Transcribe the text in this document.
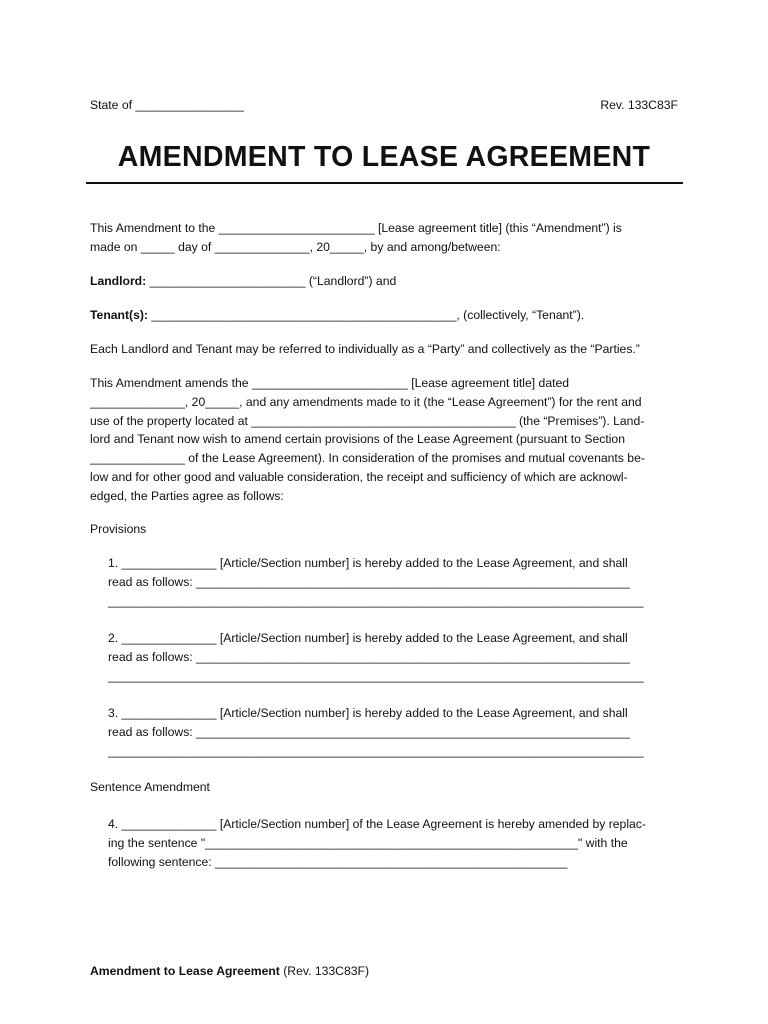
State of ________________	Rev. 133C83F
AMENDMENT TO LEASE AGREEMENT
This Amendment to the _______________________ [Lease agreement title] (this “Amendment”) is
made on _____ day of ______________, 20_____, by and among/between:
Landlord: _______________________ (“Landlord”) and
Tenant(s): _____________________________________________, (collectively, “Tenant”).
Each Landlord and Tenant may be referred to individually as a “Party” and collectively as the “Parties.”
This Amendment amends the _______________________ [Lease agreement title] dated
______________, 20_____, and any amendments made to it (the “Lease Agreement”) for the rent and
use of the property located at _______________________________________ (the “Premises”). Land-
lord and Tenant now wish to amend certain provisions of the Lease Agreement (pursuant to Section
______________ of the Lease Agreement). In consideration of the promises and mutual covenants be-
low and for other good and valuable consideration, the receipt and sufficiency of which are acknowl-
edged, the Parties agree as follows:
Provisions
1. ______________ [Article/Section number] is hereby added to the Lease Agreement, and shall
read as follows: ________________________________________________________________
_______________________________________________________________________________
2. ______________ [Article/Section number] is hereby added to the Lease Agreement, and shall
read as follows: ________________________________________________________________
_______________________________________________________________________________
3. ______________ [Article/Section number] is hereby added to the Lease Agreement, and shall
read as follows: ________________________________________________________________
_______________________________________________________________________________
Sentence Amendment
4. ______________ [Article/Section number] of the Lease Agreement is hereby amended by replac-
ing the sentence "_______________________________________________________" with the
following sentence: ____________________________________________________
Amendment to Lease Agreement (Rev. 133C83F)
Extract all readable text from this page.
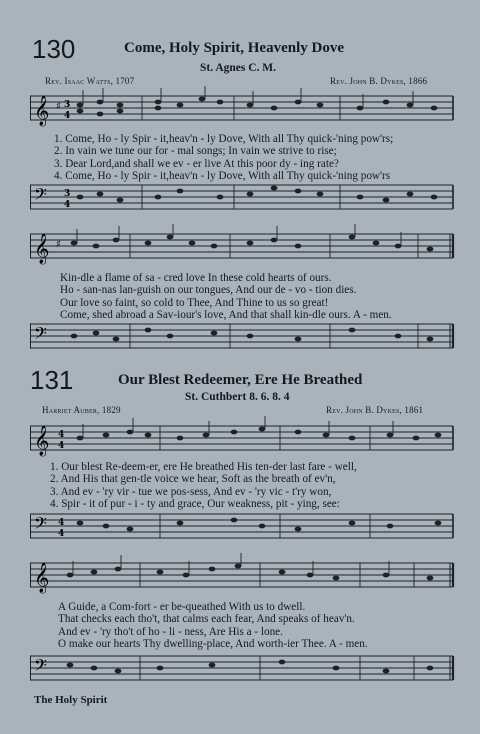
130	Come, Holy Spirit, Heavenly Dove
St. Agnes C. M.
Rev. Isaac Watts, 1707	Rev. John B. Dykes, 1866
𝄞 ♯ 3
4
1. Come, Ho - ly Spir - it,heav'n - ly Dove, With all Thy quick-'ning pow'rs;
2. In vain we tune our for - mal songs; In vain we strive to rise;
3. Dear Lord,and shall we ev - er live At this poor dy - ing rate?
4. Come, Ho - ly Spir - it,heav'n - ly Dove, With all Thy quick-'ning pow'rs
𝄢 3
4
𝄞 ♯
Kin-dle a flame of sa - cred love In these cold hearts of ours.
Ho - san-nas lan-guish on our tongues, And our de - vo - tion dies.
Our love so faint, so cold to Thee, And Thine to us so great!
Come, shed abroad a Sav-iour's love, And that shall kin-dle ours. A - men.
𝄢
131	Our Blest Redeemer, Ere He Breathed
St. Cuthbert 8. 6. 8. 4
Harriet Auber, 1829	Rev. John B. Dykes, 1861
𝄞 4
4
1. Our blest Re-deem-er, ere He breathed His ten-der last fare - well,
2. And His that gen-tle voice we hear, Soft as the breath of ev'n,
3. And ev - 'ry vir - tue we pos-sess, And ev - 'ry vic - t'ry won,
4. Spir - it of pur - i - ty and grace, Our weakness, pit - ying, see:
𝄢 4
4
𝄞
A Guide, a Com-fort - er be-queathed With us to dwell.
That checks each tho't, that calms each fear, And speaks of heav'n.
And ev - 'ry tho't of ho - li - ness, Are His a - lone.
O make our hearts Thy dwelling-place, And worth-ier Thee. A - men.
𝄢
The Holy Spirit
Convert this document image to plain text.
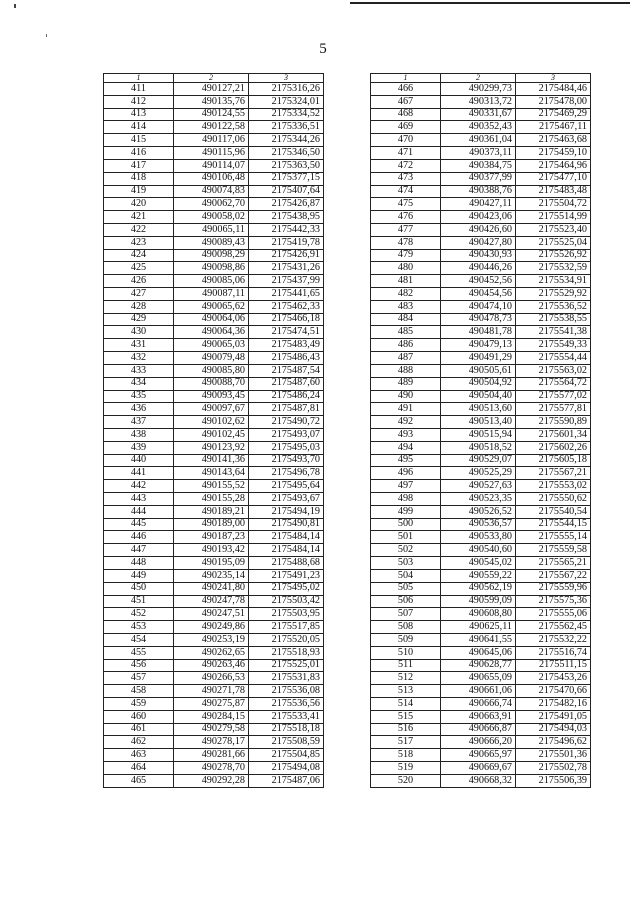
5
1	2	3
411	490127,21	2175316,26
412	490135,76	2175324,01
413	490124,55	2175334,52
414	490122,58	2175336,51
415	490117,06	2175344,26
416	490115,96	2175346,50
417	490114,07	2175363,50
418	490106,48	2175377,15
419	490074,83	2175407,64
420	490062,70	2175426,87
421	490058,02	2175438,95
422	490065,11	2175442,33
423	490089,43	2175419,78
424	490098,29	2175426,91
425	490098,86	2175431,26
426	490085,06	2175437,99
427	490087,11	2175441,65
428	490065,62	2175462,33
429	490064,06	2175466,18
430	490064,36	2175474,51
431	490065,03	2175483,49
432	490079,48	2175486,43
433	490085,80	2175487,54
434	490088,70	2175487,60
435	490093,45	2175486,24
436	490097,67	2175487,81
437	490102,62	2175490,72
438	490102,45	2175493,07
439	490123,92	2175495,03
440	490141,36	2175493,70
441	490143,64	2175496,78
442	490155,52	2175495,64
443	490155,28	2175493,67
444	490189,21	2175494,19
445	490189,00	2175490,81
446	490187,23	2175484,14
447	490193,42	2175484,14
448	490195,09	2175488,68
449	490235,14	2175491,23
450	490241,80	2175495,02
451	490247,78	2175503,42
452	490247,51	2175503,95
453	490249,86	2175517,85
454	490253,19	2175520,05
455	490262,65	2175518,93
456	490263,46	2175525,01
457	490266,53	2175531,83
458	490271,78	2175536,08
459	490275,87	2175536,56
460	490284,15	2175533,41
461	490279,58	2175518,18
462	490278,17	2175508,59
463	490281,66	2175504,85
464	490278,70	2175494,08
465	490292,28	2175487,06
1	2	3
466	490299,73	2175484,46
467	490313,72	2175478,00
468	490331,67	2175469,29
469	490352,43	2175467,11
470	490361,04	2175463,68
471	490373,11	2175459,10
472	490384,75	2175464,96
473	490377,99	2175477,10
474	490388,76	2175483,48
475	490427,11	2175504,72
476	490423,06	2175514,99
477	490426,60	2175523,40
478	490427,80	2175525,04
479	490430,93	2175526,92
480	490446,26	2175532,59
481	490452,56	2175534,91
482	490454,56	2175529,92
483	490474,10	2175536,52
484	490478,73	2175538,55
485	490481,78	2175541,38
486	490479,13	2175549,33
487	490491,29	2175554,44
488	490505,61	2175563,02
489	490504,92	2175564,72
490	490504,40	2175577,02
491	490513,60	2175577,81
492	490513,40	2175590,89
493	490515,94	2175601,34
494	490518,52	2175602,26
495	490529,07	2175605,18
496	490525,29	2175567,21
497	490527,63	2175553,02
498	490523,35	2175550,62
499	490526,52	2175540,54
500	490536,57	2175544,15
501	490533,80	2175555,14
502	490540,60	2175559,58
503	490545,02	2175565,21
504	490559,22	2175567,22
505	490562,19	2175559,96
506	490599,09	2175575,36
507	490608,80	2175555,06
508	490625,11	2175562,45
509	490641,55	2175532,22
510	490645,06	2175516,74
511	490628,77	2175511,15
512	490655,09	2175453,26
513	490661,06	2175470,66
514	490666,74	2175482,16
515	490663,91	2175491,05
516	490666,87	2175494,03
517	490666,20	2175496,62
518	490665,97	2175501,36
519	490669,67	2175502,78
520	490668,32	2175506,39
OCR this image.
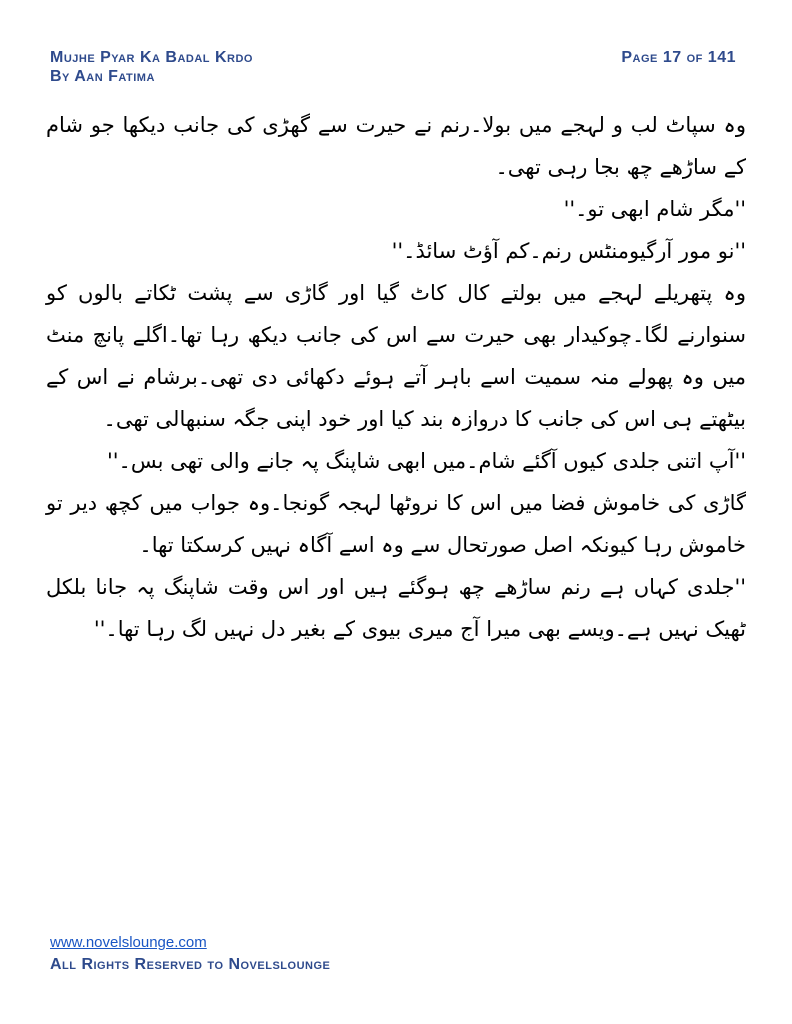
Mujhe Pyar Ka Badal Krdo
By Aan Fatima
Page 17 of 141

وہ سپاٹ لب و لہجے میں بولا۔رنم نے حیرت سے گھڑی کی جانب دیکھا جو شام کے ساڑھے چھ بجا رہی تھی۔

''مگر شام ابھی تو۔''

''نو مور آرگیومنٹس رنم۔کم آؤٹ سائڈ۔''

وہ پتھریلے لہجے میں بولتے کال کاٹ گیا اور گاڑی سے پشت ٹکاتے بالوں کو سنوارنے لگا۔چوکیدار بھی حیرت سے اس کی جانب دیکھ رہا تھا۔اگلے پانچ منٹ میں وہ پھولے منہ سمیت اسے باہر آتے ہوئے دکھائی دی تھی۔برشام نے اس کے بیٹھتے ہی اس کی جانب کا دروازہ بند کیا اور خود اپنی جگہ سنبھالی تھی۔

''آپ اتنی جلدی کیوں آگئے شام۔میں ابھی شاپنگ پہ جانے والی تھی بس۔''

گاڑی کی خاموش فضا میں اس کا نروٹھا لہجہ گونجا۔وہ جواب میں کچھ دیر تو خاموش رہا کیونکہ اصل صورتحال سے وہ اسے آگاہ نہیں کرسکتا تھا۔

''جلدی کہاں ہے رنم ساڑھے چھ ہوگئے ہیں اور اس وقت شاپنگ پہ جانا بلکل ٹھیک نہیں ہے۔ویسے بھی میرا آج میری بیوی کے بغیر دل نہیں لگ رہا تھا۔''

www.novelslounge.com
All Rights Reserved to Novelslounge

▸ Task
Pick out every line holding the string "Tenant" and return it.

▸ Reply to the exercise
Tenant(s): _____________________________________________, (collectively, “Tenant”).
Each Landlord and Tenant may be referred to individually as a “Party” and collectively as the “Parties.”
lord and Tenant now wish to amend certain provisions of the Lease Agreement (pursuant to Section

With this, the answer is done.